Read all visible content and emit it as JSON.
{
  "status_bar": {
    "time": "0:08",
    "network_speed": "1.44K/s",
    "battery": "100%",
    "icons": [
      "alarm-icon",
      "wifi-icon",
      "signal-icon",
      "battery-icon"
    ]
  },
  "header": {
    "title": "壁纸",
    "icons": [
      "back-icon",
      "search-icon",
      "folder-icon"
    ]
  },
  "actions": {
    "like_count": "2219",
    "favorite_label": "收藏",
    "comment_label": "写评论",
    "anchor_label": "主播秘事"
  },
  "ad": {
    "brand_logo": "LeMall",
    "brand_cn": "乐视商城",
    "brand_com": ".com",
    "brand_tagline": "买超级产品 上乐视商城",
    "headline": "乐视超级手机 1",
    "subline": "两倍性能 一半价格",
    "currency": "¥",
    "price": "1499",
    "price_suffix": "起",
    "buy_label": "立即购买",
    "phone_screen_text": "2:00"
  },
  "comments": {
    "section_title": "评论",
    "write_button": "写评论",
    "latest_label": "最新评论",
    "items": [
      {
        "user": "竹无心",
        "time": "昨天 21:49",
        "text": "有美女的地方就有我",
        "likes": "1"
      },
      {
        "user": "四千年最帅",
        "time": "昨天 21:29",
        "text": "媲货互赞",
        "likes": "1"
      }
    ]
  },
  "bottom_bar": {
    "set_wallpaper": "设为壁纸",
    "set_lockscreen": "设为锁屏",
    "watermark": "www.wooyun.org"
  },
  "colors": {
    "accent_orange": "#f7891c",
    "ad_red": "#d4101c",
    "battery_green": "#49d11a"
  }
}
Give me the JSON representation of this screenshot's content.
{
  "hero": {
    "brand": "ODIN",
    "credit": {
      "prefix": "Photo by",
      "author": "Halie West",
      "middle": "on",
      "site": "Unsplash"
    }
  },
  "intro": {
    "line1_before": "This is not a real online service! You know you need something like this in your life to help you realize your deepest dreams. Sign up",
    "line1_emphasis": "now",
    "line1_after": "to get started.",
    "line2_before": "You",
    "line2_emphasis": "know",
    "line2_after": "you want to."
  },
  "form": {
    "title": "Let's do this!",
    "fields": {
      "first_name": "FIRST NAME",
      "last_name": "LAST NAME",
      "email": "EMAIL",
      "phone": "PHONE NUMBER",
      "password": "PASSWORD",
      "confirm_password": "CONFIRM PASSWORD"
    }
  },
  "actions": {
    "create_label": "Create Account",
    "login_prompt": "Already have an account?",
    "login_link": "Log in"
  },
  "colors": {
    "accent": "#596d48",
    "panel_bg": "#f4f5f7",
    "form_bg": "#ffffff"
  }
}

• **Stated problem**
Show all lines from the listing above in which "know" appears.

• **Full answer**
    "line1_before": "This is not a real online service! You know you need something like this in your life to help you realize your deepest dreams. Sign up",
    "line2_emphasis": "know",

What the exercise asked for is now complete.